- Verilen Metin
++++++++

Gereç ve Yöntem: Sıçanlar operasyondan önce intraperitonal (i.p.) tiyopental sodyum (50 mg/kg) ile anestezi edildi. Sıçanların sol testiküler arter ve venleri 1 saat süreyle oklüze edildikten sonra, 24 saat reperfüze edildi. Histolojik değerlendirme için orşiektomi yapıldı. Simvastatin (5 mg/kg, i.p.), pravastatin (5 mg/kg, i.p.), atorvastatin (10 mg/kg, i.p.) veya çözücü (% 10 dimethilsülfoksit) reperfüzyondan önce uygulanıldı.

++++++++

- Verilen Kayıtlar

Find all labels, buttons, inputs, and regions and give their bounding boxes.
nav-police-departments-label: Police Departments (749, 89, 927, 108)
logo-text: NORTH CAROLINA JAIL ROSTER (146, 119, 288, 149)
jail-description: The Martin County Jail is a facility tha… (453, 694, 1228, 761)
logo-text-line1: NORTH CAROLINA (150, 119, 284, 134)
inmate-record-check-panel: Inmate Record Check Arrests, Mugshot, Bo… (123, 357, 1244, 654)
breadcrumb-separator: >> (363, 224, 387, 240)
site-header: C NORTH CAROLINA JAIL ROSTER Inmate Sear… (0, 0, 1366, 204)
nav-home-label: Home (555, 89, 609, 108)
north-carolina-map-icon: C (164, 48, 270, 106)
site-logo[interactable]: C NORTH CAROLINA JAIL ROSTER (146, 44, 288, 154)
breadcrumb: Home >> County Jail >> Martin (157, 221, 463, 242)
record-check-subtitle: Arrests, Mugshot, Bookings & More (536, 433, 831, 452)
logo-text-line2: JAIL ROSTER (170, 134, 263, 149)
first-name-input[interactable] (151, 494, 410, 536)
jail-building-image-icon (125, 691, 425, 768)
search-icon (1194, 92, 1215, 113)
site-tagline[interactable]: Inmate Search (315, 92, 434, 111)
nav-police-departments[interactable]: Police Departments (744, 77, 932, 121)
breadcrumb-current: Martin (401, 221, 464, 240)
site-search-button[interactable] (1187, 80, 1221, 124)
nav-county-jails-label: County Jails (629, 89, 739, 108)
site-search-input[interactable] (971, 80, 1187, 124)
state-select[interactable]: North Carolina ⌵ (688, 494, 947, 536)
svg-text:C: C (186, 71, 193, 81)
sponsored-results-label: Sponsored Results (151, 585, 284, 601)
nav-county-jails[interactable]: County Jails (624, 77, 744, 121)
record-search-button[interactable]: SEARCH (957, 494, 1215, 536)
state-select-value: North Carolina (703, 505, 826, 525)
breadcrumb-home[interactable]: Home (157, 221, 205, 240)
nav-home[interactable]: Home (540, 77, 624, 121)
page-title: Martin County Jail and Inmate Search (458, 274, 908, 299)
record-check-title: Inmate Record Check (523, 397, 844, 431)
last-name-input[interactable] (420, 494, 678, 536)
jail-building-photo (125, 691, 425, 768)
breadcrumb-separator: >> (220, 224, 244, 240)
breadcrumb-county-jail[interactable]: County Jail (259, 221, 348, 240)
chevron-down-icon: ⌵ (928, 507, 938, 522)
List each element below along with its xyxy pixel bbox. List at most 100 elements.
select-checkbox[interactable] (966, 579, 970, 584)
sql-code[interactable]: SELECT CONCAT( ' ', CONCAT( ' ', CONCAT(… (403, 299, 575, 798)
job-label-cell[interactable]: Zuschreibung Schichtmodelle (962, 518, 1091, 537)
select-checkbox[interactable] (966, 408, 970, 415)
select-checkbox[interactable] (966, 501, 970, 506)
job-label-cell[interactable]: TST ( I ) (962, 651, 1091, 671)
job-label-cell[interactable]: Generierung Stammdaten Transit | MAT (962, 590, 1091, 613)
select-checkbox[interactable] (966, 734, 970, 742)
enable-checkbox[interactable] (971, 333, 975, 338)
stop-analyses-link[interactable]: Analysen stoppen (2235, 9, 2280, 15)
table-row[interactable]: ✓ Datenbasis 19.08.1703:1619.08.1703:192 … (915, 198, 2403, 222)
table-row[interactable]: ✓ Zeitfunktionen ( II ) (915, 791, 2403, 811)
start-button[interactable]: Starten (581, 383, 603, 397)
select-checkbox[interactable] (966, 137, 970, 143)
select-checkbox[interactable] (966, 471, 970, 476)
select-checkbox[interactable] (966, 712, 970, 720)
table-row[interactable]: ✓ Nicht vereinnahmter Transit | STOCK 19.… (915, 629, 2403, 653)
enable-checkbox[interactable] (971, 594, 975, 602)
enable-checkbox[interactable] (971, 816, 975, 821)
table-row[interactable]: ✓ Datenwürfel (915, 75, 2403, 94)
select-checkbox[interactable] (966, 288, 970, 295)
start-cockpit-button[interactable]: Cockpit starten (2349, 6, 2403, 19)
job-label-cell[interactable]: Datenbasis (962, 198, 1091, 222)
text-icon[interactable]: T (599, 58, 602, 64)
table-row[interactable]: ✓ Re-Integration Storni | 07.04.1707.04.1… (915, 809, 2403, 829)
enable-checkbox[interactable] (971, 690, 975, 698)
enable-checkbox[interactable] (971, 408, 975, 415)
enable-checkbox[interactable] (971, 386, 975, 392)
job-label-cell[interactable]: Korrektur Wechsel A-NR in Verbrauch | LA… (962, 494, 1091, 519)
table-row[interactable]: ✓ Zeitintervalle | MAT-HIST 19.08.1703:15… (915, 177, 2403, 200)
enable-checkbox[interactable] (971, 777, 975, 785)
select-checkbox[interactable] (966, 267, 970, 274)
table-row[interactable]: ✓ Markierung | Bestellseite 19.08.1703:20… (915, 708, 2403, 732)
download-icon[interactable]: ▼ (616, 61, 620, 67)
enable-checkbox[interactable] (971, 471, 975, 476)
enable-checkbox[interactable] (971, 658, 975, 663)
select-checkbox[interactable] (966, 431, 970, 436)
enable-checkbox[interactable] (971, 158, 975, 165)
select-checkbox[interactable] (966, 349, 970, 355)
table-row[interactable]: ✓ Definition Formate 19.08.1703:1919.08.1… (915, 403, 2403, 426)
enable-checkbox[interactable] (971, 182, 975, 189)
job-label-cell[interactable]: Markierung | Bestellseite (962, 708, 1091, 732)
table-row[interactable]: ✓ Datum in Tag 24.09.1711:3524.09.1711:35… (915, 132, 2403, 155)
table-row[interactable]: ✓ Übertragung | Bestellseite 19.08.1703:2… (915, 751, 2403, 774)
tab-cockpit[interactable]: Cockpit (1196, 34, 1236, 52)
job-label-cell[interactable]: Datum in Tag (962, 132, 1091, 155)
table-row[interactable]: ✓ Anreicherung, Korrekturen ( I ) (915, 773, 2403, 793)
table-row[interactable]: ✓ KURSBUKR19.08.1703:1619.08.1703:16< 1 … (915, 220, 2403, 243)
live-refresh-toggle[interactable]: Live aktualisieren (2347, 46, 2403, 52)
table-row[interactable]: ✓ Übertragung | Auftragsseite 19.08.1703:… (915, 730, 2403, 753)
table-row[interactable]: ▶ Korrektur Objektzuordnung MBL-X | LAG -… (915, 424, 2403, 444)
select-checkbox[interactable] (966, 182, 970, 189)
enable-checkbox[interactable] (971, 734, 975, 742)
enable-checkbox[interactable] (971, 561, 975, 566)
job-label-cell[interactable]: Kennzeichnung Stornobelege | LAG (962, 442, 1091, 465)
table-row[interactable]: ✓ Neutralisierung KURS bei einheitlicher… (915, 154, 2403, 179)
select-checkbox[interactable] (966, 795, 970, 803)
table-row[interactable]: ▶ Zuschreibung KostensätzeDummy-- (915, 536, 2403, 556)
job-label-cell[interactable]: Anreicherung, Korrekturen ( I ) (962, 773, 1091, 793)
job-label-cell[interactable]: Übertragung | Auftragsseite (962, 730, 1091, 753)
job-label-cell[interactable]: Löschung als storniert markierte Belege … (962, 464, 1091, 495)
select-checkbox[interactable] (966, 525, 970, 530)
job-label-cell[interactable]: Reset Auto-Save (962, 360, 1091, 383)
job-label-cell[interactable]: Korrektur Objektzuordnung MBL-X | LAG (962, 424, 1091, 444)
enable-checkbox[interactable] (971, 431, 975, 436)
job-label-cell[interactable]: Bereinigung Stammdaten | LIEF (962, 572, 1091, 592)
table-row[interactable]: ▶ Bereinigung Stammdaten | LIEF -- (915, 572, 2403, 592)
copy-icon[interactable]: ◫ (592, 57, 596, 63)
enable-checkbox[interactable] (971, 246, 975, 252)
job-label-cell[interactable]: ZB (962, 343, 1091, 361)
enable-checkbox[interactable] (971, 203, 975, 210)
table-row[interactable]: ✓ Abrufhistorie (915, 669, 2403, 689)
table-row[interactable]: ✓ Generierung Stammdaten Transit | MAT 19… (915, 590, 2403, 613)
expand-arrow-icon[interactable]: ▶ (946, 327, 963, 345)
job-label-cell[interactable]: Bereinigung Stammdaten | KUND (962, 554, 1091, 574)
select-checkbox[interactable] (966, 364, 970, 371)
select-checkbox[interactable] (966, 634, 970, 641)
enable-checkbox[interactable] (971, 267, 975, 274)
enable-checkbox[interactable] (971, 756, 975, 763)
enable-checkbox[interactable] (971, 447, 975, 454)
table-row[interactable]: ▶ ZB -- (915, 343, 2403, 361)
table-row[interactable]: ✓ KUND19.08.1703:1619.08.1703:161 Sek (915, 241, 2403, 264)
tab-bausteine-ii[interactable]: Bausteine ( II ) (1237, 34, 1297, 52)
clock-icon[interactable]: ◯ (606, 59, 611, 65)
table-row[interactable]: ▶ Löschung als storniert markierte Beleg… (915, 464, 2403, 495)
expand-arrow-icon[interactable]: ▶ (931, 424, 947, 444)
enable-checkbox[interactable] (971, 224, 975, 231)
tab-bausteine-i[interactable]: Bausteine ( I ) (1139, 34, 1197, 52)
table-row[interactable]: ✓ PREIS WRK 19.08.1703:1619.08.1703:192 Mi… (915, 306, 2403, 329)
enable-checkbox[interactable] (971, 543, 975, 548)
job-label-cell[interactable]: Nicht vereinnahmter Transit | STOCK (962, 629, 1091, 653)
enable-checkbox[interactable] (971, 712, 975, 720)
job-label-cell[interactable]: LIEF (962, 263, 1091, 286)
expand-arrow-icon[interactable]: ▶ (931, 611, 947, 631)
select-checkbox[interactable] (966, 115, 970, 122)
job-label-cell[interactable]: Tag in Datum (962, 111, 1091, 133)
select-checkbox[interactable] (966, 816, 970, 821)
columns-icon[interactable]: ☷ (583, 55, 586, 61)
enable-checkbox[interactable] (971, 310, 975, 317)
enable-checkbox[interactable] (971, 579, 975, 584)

++++++++

- Alıştırmalar
1: Gereç ve Yöntem metnine göre sıçanlarda reperfüzyon ne kadar sürdü?
2: Gereç ve Yöntem metninin "Gereç ve Yöntem: Sıçanlar" ile başlayıp "reperfüzyondan önce uygulanıldı." ile biten kısmını kelimesi kelimesine aktarın.
Kayıtların bu alıştırmada hiçbir işlevi yoktur.

- Cevap Anahtarı
1: 24 saat.

2:
Gereç ve Yöntem: Sıçanlar operasyondan önce intraperitonal (i.p.) tiyopental sodyum (50 mg/kg) ile anestezi edildi. Sıçanların sol testiküler arter ve venleri 1 saat süreyle oklüze edildikten sonra, 24 saat reperfüze edildi. Histolojik değerlendirme için orşiektomi yapıldı. Simvastatin (5 mg/kg, i.p.), pravastatin (5 mg/kg, i.p.), atorvastatin (10 mg/kg, i.p.) veya çözücü (% 10 dimethilsülfoksit) reperfüzyondan önce uygulanıldı.